** EXERCISE PROMPT **
Where a line holds the word "осуществляющих", copy that line.

** MATERIAL FOR THIS EXERCISE **
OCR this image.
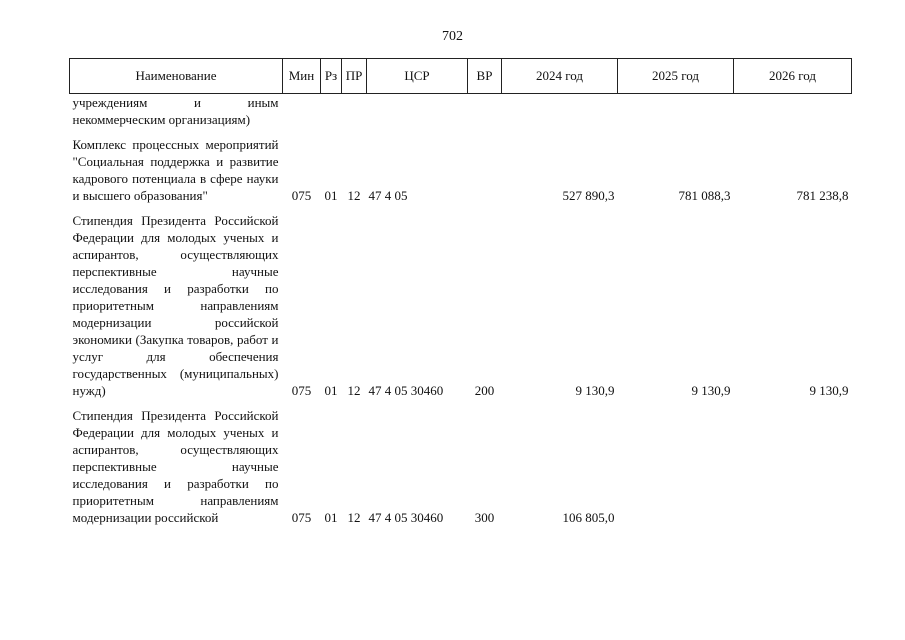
702
Наименование	Мин	Рз	ПР	ЦСР	ВР	2024 год	2025 год	2026 год
учреждениям и иным некоммерческим организациям)								
Комплекс процессных мероприятий "Социальная поддержка и развитие кадрового потенциала в сфере науки и высшего образования"	075	01	12	47 4 05		527 890,3	781 088,3	781 238,8
Стипендия Президента Российской Федерации для молодых ученых и аспирантов, осуществляющих перспективные научные исследования и разработки по приоритетным направлениям модернизации российской экономики (Закупка товаров, работ и услуг для обеспечения государственных (муниципальных) нужд)	075	01	12	47 4 05 30460	200	9 130,9	9 130,9	9 130,9
Стипендия Президента Российской Федерации для молодых ученых и аспирантов, осуществляющих перспективные научные исследования и разработки по приоритетным направлениям модернизации российской	075	01	12	47 4 05 30460	300	106 805,0		
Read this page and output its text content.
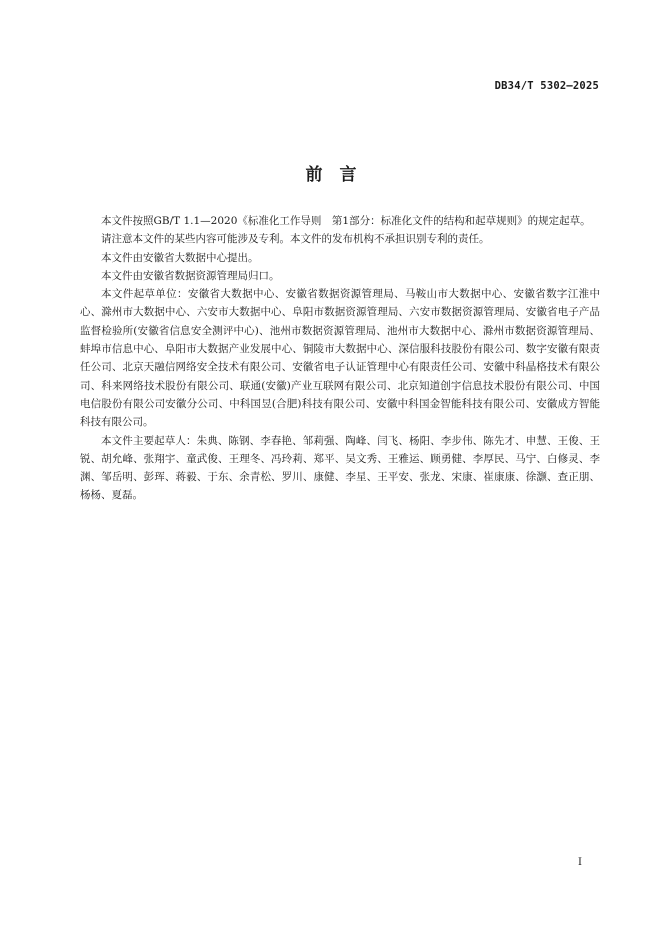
DB34/T 5302—2025
前　言

本文件按照GB/T 1.1—2020《标准化工作导则　第1部分：标准化文件的结构和起草规则》的规定起草。

请注意本文件的某些内容可能涉及专利。本文件的发布机构不承担识别专利的责任。

本文件由安徽省大数据中心提出。

本文件由安徽省数据资源管理局归口。

本文件起草单位：安徽省大数据中心、安徽省数据资源管理局、马鞍山市大数据中心、安徽省数字江淮中心、滁州市大数据中心、六安市大数据中心、阜阳市数据资源管理局、六安市数据资源管理局、安徽省电子产品监督检验所(安徽省信息安全测评中心)、池州市数据资源管理局、池州市大数据中心、滁州市数据资源管理局、蚌埠市信息中心、阜阳市大数据产业发展中心、铜陵市大数据中心、深信服科技股份有限公司、数字安徽有限责任公司、北京天融信网络安全技术有限公司、安徽省电子认证管理中心有限责任公司、安徽中科晶格技术有限公司、科来网络技术股份有限公司、联通(安徽)产业互联网有限公司、北京知道创宇信息技术股份有限公司、中国电信股份有限公司安徽分公司、中科国昱(合肥)科技有限公司、安徽中科国金智能科技有限公司、安徽成方智能科技有限公司。

本文件主要起草人：朱典、陈钢、李春艳、邹莉强、陶峰、闫飞、杨阳、李步伟、陈先才、申慧、王俊、王锐、胡允峰、张翔宇、童武俊、王理冬、冯玲莉、郑平、吴文秀、王雅运、顾勇健、李厚民、马宁、白修灵、李渊、邹岳明、彭珲、蒋毅、于东、余青松、罗川、康健、李星、王平安、张龙、宋康、崔康康、徐灏、查正朋、杨杨、夏磊。

I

** SOLUTION TO THIS EXERCISE **
Стипендия Президента Российской Федерации для молодых ученых и аспирантов, осуществляющих перспективные научные исследования и разработки по приоритетным направлениям модернизации российской экономики (Закупка товаров, работ и услуг для обеспечения государственных (муниципальных) нужд)	075	01	12	47 4 05 30460	200	9 130,9	9 130,9	9 130,9
Стипендия Президента Российской Федерации для молодых ученых и аспирантов, осуществляющих перспективные научные исследования и разработки по приоритетным направлениям модернизации российской	075	01	12	47 4 05 30460	300	106 805,0		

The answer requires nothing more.